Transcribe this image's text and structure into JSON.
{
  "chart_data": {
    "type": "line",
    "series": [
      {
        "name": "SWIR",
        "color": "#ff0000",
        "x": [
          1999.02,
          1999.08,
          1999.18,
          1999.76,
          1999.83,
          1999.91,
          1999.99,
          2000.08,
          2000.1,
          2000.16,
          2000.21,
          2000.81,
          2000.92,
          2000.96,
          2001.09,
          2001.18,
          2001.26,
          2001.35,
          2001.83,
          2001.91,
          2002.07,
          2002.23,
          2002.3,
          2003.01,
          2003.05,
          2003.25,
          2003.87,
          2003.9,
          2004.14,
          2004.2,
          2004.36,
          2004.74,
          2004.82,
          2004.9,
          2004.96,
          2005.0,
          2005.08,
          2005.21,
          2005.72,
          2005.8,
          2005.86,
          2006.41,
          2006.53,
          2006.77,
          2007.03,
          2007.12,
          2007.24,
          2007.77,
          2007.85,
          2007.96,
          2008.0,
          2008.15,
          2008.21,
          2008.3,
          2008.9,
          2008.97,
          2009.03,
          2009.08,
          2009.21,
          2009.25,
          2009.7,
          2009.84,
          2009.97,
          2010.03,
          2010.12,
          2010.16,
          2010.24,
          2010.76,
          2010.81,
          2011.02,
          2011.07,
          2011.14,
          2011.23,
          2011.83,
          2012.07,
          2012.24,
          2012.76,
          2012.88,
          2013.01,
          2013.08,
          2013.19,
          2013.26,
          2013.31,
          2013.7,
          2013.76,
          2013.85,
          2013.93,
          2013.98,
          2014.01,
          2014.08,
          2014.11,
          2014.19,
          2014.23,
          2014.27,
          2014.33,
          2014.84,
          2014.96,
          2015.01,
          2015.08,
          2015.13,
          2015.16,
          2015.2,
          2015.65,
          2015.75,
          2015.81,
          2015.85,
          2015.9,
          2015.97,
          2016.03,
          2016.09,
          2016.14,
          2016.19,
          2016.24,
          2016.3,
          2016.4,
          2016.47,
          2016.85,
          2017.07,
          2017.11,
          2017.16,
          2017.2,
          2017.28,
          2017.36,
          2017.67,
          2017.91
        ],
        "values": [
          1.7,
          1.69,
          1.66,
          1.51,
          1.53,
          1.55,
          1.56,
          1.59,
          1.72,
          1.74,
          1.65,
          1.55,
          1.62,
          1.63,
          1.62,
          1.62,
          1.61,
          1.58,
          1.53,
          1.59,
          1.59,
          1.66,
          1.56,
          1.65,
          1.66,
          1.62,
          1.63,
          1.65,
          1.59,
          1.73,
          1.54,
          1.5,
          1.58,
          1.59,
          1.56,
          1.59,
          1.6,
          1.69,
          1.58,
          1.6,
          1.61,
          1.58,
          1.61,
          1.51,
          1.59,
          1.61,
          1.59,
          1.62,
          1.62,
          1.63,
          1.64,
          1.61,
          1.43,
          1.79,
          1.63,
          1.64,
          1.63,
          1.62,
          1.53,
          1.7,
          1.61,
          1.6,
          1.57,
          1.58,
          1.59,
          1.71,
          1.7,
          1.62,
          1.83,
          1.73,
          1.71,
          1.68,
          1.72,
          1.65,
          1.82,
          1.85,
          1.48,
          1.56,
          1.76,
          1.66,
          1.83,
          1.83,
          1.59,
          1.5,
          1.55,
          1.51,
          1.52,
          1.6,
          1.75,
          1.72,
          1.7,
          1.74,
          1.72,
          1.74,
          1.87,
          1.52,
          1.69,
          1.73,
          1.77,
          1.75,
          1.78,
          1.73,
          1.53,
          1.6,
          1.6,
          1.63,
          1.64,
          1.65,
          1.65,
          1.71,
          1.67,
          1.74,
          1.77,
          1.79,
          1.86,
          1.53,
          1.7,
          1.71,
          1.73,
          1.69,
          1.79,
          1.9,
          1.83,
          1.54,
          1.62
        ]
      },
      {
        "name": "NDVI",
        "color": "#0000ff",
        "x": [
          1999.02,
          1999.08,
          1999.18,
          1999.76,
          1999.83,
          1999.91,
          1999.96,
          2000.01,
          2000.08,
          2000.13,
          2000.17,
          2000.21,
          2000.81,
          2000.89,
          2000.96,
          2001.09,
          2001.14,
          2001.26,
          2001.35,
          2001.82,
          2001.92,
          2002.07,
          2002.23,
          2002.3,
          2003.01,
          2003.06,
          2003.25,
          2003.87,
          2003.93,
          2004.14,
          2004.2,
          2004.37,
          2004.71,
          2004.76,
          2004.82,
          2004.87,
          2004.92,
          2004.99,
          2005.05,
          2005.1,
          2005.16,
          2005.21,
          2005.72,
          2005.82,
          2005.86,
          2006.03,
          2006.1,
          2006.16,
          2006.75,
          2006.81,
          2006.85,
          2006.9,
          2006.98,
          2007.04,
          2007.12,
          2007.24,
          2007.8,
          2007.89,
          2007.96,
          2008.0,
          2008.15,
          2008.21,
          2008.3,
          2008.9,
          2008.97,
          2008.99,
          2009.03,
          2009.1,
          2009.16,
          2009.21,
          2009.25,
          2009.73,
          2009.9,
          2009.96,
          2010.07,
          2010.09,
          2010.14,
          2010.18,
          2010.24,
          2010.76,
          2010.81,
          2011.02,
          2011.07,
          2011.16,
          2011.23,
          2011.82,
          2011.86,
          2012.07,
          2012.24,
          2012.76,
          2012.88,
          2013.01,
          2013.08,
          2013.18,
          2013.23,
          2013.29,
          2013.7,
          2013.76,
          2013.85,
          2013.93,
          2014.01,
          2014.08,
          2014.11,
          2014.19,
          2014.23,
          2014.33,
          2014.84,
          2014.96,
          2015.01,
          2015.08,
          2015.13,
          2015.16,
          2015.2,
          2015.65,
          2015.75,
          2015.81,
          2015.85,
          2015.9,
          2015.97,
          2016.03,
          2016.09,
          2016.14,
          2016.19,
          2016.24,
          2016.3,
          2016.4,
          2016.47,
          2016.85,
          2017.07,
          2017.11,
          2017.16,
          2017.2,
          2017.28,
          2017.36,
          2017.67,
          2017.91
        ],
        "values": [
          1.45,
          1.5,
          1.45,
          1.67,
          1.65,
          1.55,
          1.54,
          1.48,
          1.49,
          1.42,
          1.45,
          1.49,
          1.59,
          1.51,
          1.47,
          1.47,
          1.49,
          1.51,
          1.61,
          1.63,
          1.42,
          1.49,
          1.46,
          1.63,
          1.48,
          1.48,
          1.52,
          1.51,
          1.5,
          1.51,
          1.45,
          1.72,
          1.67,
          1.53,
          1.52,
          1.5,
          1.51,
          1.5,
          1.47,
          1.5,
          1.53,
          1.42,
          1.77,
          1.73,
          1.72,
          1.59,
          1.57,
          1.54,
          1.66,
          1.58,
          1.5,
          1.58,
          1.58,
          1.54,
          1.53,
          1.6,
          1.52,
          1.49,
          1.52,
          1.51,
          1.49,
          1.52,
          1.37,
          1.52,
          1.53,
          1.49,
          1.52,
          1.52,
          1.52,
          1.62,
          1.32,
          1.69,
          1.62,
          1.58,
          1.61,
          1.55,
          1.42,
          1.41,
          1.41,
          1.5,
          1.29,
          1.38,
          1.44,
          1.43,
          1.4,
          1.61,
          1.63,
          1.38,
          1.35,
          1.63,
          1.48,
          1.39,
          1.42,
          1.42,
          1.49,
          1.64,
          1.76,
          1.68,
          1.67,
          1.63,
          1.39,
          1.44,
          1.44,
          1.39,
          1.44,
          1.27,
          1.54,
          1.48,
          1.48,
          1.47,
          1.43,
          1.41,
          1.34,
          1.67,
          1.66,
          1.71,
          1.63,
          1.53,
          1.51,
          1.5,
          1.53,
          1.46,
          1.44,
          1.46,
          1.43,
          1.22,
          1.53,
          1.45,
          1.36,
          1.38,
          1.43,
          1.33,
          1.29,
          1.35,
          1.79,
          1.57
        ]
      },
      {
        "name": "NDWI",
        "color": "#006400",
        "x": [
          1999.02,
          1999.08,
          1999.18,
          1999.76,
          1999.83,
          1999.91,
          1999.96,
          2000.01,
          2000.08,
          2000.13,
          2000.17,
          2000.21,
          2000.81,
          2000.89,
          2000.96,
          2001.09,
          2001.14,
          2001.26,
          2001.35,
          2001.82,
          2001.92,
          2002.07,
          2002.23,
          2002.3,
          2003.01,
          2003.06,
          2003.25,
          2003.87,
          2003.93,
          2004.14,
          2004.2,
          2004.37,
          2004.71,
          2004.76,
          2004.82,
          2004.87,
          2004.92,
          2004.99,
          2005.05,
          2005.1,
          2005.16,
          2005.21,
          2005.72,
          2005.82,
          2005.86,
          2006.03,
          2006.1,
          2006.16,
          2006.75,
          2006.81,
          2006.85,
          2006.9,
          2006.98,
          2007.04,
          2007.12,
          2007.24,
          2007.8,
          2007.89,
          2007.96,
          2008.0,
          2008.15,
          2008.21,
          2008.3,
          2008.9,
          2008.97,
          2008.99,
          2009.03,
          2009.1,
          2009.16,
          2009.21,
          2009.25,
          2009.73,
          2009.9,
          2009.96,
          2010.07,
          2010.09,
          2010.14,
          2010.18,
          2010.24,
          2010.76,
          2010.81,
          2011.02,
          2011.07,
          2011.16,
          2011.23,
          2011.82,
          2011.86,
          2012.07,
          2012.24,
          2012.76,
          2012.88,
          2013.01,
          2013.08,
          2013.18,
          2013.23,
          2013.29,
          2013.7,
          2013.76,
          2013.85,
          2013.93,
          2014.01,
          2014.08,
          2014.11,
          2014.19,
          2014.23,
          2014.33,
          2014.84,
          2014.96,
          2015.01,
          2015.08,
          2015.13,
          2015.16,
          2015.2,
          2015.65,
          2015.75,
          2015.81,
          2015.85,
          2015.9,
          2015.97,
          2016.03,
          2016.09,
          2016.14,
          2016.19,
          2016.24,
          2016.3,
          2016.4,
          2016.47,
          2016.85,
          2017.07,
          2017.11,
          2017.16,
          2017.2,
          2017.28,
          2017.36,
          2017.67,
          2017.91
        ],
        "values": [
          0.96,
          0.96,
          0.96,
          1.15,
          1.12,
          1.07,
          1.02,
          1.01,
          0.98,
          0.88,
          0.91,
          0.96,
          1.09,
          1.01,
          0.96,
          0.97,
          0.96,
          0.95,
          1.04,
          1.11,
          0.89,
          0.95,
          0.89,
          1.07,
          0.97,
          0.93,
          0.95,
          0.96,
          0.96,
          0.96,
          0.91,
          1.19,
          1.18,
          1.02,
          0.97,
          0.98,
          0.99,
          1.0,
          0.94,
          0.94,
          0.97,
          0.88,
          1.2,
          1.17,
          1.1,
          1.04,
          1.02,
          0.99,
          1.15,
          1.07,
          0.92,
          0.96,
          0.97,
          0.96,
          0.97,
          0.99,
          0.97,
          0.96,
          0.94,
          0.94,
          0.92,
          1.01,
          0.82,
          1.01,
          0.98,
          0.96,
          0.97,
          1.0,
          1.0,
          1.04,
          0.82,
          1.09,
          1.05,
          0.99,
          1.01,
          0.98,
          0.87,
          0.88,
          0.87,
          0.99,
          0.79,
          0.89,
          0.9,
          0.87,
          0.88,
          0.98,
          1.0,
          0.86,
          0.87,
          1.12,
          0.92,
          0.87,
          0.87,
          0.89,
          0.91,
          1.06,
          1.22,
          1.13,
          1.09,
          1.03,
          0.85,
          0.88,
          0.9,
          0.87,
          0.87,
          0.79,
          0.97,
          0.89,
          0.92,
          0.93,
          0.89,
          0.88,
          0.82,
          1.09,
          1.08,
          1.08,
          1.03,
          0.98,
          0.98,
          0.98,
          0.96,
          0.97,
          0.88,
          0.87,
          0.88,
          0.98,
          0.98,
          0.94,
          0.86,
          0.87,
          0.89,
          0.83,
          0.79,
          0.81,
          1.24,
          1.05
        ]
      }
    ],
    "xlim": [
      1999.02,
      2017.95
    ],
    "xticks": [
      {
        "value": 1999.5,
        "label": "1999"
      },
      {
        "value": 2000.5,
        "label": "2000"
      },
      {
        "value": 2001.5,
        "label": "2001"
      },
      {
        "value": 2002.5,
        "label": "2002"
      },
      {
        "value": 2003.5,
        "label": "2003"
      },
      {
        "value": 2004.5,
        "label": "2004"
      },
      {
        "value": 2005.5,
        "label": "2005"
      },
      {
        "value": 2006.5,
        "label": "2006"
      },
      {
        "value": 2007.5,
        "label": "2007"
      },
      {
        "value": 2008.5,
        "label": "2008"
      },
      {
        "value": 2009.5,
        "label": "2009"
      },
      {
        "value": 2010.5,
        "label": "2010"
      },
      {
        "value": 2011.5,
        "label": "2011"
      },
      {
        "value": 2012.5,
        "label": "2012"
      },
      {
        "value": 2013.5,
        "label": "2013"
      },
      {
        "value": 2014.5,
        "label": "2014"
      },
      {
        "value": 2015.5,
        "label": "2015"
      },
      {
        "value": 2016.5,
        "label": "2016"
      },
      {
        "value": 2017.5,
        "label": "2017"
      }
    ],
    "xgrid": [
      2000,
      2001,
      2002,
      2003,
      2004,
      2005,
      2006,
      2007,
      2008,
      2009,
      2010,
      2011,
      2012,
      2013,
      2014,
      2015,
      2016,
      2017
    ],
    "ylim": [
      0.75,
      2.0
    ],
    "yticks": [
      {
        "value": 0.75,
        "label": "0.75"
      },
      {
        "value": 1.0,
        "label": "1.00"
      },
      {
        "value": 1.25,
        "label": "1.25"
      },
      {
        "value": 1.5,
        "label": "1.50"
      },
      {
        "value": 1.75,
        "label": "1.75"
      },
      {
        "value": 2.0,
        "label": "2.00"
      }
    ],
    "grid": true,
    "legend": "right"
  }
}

:: BRIEF ::
Show every line from the entries above in which "color" appears.

:: SOLUTION ::
        "color": "#ff0000",
        "color": "#0000ff",
        "color": "#006400",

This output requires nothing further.